## Problem description
Repeat each record below exactly as given.

## Material for this task
★ ★ ★
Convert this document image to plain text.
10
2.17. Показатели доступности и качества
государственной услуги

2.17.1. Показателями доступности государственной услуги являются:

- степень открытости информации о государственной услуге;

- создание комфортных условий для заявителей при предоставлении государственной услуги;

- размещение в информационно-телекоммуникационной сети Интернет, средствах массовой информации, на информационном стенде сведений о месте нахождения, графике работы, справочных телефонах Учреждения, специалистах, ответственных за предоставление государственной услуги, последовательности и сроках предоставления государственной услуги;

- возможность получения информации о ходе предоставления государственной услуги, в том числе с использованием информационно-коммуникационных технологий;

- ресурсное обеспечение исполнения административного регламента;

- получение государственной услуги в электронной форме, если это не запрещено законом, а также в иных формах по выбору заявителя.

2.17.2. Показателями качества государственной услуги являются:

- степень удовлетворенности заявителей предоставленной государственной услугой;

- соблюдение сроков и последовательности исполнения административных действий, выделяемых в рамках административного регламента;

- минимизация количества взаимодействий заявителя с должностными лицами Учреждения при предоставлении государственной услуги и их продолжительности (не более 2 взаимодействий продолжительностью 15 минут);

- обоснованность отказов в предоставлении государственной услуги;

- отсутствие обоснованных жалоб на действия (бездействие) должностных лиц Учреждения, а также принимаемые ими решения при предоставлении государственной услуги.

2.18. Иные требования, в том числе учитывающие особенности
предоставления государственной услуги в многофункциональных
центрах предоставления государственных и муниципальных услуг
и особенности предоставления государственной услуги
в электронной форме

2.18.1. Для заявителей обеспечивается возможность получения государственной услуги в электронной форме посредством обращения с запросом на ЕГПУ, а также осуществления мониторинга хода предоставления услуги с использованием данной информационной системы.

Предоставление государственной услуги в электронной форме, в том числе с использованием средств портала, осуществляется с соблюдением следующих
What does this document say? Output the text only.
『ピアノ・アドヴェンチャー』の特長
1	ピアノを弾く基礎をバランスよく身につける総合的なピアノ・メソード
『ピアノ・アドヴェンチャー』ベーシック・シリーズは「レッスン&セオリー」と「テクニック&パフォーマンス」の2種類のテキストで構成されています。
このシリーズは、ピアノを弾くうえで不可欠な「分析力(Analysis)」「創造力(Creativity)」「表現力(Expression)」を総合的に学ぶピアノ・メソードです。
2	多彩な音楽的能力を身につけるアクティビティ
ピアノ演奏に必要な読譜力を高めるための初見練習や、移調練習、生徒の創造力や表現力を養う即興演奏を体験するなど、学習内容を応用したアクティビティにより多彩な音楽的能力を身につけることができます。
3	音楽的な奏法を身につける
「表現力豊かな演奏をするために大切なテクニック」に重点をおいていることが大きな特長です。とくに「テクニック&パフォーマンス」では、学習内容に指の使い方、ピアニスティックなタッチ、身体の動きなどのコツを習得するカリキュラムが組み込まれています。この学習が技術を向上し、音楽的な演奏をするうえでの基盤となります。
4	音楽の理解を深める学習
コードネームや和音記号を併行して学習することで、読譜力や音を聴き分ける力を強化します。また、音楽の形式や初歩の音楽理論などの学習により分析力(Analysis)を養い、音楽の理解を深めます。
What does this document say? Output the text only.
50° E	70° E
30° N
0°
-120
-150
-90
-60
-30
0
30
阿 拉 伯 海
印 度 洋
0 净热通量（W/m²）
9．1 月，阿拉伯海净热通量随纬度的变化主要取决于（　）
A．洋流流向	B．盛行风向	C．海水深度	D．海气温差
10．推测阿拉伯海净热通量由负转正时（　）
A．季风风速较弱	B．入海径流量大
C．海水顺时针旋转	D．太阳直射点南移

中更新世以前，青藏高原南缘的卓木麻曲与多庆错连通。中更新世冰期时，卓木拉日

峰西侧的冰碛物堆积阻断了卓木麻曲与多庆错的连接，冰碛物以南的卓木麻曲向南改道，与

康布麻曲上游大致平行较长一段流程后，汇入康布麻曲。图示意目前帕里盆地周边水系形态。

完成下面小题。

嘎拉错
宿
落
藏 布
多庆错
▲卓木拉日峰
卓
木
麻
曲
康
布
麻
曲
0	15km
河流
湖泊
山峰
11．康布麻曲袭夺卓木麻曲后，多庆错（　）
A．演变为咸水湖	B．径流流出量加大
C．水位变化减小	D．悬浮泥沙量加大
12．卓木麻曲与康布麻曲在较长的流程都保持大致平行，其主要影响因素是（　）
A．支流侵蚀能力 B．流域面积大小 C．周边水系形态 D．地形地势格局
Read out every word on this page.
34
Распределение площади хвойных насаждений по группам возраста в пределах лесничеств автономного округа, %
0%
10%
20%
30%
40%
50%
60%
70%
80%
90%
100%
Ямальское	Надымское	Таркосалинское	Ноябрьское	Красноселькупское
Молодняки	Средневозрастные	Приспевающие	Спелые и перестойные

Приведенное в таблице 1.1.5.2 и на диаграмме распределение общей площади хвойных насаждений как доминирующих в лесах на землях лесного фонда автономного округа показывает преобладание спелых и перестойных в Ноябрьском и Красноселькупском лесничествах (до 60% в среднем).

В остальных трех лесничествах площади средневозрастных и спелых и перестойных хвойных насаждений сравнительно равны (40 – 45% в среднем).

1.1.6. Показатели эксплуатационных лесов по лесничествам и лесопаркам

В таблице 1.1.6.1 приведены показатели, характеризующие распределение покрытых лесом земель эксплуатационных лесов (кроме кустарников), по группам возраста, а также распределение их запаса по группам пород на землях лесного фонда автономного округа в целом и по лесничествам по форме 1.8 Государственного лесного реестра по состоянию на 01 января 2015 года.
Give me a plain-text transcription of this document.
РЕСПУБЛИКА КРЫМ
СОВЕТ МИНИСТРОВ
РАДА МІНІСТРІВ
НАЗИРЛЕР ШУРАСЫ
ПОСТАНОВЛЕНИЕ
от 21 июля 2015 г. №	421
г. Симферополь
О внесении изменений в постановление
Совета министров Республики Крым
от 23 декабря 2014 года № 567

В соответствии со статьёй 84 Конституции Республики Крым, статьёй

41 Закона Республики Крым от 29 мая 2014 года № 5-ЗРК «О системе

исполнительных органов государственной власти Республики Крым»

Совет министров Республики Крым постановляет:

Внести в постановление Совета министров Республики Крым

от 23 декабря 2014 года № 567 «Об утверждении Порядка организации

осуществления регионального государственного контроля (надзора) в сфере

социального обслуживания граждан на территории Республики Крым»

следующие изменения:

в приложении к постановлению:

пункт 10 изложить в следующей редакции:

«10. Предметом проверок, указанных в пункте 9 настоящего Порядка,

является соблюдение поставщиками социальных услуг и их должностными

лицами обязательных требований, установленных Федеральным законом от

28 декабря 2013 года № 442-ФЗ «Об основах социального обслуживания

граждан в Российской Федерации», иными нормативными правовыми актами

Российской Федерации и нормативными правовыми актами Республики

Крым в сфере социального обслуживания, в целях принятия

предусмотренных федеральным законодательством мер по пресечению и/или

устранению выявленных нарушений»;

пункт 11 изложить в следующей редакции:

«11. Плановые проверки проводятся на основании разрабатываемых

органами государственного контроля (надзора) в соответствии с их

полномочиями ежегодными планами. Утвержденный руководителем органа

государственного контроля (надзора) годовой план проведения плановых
★ ★ ★
## Solved exercise
Convert this document image to plain text.
10
2.17. Показатели доступности и качества
государственной услуги

2.17.1. Показателями доступности государственной услуги являются:

- степень открытости информации о государственной услуге;

- создание комфортных условий для заявителей при предоставлении государственной услуги;

- размещение в информационно-телекоммуникационной сети Интернет, средствах массовой информации, на информационном стенде сведений о месте нахождения, графике работы, справочных телефонах Учреждения, специалистах, ответственных за предоставление государственной услуги, последовательности и сроках предоставления государственной услуги;

- возможность получения информации о ходе предоставления государственной услуги, в том числе с использованием информационно-коммуникационных технологий;

- ресурсное обеспечение исполнения административного регламента;

- получение государственной услуги в электронной форме, если это не запрещено законом, а также в иных формах по выбору заявителя.

2.17.2. Показателями качества государственной услуги являются:

- степень удовлетворенности заявителей предоставленной государственной услугой;

- соблюдение сроков и последовательности исполнения административных действий, выделяемых в рамках административного регламента;

- минимизация количества взаимодействий заявителя с должностными лицами Учреждения при предоставлении государственной услуги и их продолжительности (не более 2 взаимодействий продолжительностью 15 минут);

- обоснованность отказов в предоставлении государственной услуги;

- отсутствие обоснованных жалоб на действия (бездействие) должностных лиц Учреждения, а также принимаемые ими решения при предоставлении государственной услуги.

2.18. Иные требования, в том числе учитывающие особенности
предоставления государственной услуги в многофункциональных
центрах предоставления государственных и муниципальных услуг
и особенности предоставления государственной услуги
в электронной форме

2.18.1. Для заявителей обеспечивается возможность получения государственной услуги в электронной форме посредством обращения с запросом на ЕГПУ, а также осуществления мониторинга хода предоставления услуги с использованием данной информационной системы.

Предоставление государственной услуги в электронной форме, в том числе с использованием средств портала, осуществляется с соблюдением следующих
What does this document say? Output the text only.
『ピアノ・アドヴェンチャー』の特長
1	ピアノを弾く基礎をバランスよく身につける総合的なピアノ・メソード
『ピアノ・アドヴェンチャー』ベーシック・シリーズは「レッスン&セオリー」と「テクニック&パフォーマンス」の2種類のテキストで構成されています。
このシリーズは、ピアノを弾くうえで不可欠な「分析力(Analysis)」「創造力(Creativity)」「表現力(Expression)」を総合的に学ぶピアノ・メソードです。
2	多彩な音楽的能力を身につけるアクティビティ
ピアノ演奏に必要な読譜力を高めるための初見練習や、移調練習、生徒の創造力や表現力を養う即興演奏を体験するなど、学習内容を応用したアクティビティにより多彩な音楽的能力を身につけることができます。
3	音楽的な奏法を身につける
「表現力豊かな演奏をするために大切なテクニック」に重点をおいていることが大きな特長です。とくに「テクニック&パフォーマンス」では、学習内容に指の使い方、ピアニスティックなタッチ、身体の動きなどのコツを習得するカリキュラムが組み込まれています。この学習が技術を向上し、音楽的な演奏をするうえでの基盤となります。
4	音楽の理解を深める学習
コードネームや和音記号を併行して学習することで、読譜力や音を聴き分ける力を強化します。また、音楽の形式や初歩の音楽理論などの学習により分析力(Analysis)を養い、音楽の理解を深めます。
What does this document say? Output the text only.
50° E	70° E
30° N
0°
-120
-150
-90
-60
-30
0
30
阿 拉 伯 海
印 度 洋
0 净热通量（W/m²）
9．1 月，阿拉伯海净热通量随纬度的变化主要取决于（　）
A．洋流流向	B．盛行风向	C．海水深度	D．海气温差
10．推测阿拉伯海净热通量由负转正时（　）
A．季风风速较弱	B．入海径流量大
C．海水顺时针旋转	D．太阳直射点南移

中更新世以前，青藏高原南缘的卓木麻曲与多庆错连通。中更新世冰期时，卓木拉日

峰西侧的冰碛物堆积阻断了卓木麻曲与多庆错的连接，冰碛物以南的卓木麻曲向南改道，与

康布麻曲上游大致平行较长一段流程后，汇入康布麻曲。图示意目前帕里盆地周边水系形态。

完成下面小题。

嘎拉错
宿
落
藏 布
多庆错
▲卓木拉日峰
卓
木
麻
曲
康
布
麻
曲
0	15km
河流
湖泊
山峰
11．康布麻曲袭夺卓木麻曲后，多庆错（　）
A．演变为咸水湖	B．径流流出量加大
C．水位变化减小	D．悬浮泥沙量加大
12．卓木麻曲与康布麻曲在较长的流程都保持大致平行，其主要影响因素是（　）
A．支流侵蚀能力 B．流域面积大小 C．周边水系形态 D．地形地势格局
Read out every word on this page.
34
Распределение площади хвойных насаждений по группам возраста в пределах лесничеств автономного округа, %
0%
10%
20%
30%
40%
50%
60%
70%
80%
90%
100%
Ямальское	Надымское	Таркосалинское	Ноябрьское	Красноселькупское
Молодняки	Средневозрастные	Приспевающие	Спелые и перестойные

Приведенное в таблице 1.1.5.2 и на диаграмме распределение общей площади хвойных насаждений как доминирующих в лесах на землях лесного фонда автономного округа показывает преобладание спелых и перестойных в Ноябрьском и Красноселькупском лесничествах (до 60% в среднем).

В остальных трех лесничествах площади средневозрастных и спелых и перестойных хвойных насаждений сравнительно равны (40 – 45% в среднем).

1.1.6. Показатели эксплуатационных лесов по лесничествам и лесопаркам

В таблице 1.1.6.1 приведены показатели, характеризующие распределение покрытых лесом земель эксплуатационных лесов (кроме кустарников), по группам возраста, а также распределение их запаса по группам пород на землях лесного фонда автономного округа в целом и по лесничествам по форме 1.8 Государственного лесного реестра по состоянию на 01 января 2015 года.
Give me a plain-text transcription of this document.
РЕСПУБЛИКА КРЫМ
СОВЕТ МИНИСТРОВ
РАДА МІНІСТРІВ
НАЗИРЛЕР ШУРАСЫ
ПОСТАНОВЛЕНИЕ
от 21 июля 2015 г. №	421
г. Симферополь
О внесении изменений в постановление
Совета министров Республики Крым
от 23 декабря 2014 года № 567

В соответствии со статьёй 84 Конституции Республики Крым, статьёй

41 Закона Республики Крым от 29 мая 2014 года № 5-ЗРК «О системе

исполнительных органов государственной власти Республики Крым»

Совет министров Республики Крым постановляет:

Внести в постановление Совета министров Республики Крым

от 23 декабря 2014 года № 567 «Об утверждении Порядка организации

осуществления регионального государственного контроля (надзора) в сфере

социального обслуживания граждан на территории Республики Крым»

следующие изменения:

в приложении к постановлению:

пункт 10 изложить в следующей редакции:

«10. Предметом проверок, указанных в пункте 9 настоящего Порядка,

является соблюдение поставщиками социальных услуг и их должностными

лицами обязательных требований, установленных Федеральным законом от

28 декабря 2013 года № 442-ФЗ «Об основах социального обслуживания

граждан в Российской Федерации», иными нормативными правовыми актами

Российской Федерации и нормативными правовыми актами Республики

Крым в сфере социального обслуживания, в целях принятия

предусмотренных федеральным законодательством мер по пресечению и/или

устранению выявленных нарушений»;

пункт 11 изложить в следующей редакции:

«11. Плановые проверки проводятся на основании разрабатываемых

органами государственного контроля (надзора) в соответствии с их

полномочиями ежегодными планами. Утвержденный руководителем органа

государственного контроля (надзора) годовой план проведения плановых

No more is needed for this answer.